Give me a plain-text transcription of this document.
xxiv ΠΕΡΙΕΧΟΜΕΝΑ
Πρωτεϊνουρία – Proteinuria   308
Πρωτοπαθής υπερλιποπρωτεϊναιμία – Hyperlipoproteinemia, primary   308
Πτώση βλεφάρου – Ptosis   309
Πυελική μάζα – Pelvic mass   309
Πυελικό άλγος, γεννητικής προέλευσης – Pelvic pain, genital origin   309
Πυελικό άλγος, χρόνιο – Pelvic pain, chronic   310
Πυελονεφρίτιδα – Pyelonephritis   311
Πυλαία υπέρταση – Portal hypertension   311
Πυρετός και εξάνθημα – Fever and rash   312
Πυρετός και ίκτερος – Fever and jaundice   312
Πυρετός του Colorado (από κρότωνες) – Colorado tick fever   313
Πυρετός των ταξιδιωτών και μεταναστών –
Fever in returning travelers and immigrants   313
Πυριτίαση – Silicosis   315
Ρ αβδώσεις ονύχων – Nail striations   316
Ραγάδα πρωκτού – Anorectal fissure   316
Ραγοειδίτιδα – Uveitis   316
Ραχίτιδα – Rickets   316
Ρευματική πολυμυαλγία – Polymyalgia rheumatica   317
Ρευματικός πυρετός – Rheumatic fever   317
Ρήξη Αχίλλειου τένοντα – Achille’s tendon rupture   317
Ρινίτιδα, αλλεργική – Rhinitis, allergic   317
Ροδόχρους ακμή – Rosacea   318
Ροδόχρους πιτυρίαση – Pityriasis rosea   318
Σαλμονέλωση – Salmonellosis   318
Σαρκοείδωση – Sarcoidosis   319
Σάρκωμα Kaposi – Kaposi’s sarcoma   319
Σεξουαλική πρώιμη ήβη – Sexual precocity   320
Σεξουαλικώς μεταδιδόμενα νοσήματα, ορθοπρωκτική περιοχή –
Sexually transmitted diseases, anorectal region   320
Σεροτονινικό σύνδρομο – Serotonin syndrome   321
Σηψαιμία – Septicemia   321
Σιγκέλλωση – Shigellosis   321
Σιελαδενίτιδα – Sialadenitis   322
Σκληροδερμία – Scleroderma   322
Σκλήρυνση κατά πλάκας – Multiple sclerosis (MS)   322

### Task description:
From the records above, return each line where "Pelvic" occurs.

### Solution to this task:
Πυελική μάζα – Pelvic mass   309
Πυελικό άλγος, γεννητικής προέλευσης – Pelvic pain, genital origin   309
Πυελικό άλγος, χρόνιο – Pelvic pain, chronic   310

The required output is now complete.